- PROBLEM DETAILS:
Identify all lines in the data containing the string "Wiener". Copy them out.
== RECORDS FOR THE TASK
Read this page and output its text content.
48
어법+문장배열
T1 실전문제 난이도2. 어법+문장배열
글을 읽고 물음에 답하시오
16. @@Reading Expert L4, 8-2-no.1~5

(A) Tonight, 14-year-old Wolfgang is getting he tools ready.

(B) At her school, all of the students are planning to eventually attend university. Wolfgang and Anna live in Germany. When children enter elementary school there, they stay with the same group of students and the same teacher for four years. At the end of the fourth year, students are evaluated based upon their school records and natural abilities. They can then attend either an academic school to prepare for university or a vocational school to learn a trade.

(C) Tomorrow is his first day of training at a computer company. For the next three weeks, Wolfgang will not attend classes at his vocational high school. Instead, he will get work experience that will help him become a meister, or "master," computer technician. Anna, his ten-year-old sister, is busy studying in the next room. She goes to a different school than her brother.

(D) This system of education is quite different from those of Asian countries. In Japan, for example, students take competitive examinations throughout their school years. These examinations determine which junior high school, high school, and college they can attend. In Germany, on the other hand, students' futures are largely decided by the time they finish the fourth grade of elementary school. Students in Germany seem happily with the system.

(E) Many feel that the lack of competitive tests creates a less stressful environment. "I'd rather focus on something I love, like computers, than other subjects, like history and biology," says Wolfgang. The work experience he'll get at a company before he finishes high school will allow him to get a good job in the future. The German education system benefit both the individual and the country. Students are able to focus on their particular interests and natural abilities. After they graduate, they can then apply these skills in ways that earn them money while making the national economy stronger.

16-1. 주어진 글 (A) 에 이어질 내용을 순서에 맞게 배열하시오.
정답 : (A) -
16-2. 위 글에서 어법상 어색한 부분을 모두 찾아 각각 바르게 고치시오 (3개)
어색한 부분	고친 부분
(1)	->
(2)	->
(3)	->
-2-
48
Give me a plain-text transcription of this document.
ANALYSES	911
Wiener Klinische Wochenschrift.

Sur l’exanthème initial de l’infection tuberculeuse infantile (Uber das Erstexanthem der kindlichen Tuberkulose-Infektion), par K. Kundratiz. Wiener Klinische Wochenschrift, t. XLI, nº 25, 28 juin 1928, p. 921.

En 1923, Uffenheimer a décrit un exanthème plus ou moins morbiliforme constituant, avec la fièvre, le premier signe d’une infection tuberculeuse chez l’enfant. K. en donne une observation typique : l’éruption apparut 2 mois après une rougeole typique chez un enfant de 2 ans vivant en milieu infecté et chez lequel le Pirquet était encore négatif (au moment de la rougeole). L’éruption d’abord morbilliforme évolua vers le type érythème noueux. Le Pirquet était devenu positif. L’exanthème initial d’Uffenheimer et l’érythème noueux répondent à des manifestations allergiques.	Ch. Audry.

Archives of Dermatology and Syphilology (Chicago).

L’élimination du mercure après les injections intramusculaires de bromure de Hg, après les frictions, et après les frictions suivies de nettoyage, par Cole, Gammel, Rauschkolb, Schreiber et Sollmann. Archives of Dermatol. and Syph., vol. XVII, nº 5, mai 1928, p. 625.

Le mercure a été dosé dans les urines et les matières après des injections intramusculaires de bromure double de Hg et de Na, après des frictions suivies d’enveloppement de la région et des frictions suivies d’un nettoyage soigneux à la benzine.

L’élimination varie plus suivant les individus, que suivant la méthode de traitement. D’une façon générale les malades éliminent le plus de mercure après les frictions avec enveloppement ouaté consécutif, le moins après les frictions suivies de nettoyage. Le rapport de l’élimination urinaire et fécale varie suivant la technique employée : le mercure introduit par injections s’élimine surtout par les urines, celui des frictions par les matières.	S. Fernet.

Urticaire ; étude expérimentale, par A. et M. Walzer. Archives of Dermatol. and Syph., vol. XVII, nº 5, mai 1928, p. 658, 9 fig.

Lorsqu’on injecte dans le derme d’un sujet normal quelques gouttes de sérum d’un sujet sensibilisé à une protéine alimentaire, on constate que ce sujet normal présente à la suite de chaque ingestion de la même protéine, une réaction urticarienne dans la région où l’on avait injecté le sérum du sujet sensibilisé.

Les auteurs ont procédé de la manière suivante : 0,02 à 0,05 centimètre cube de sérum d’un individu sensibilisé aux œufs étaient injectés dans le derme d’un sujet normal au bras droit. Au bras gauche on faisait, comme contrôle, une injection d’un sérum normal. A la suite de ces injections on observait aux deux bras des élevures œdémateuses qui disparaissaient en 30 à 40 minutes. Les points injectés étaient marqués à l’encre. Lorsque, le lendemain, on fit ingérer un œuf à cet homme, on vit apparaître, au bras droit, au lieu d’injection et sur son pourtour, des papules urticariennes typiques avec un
====
- THE OUTPUT:
Wiener Klinische Wochenschrift.
Sur l’exanthème initial de l’infection tuberculeuse infantile (Uber das Erstexanthem der kindlichen Tuberkulose-Infektion), par K. Kundratiz. Wiener Klinische Wochenschrift, t. XLI, nº 25, 28 juin 1928, p. 921.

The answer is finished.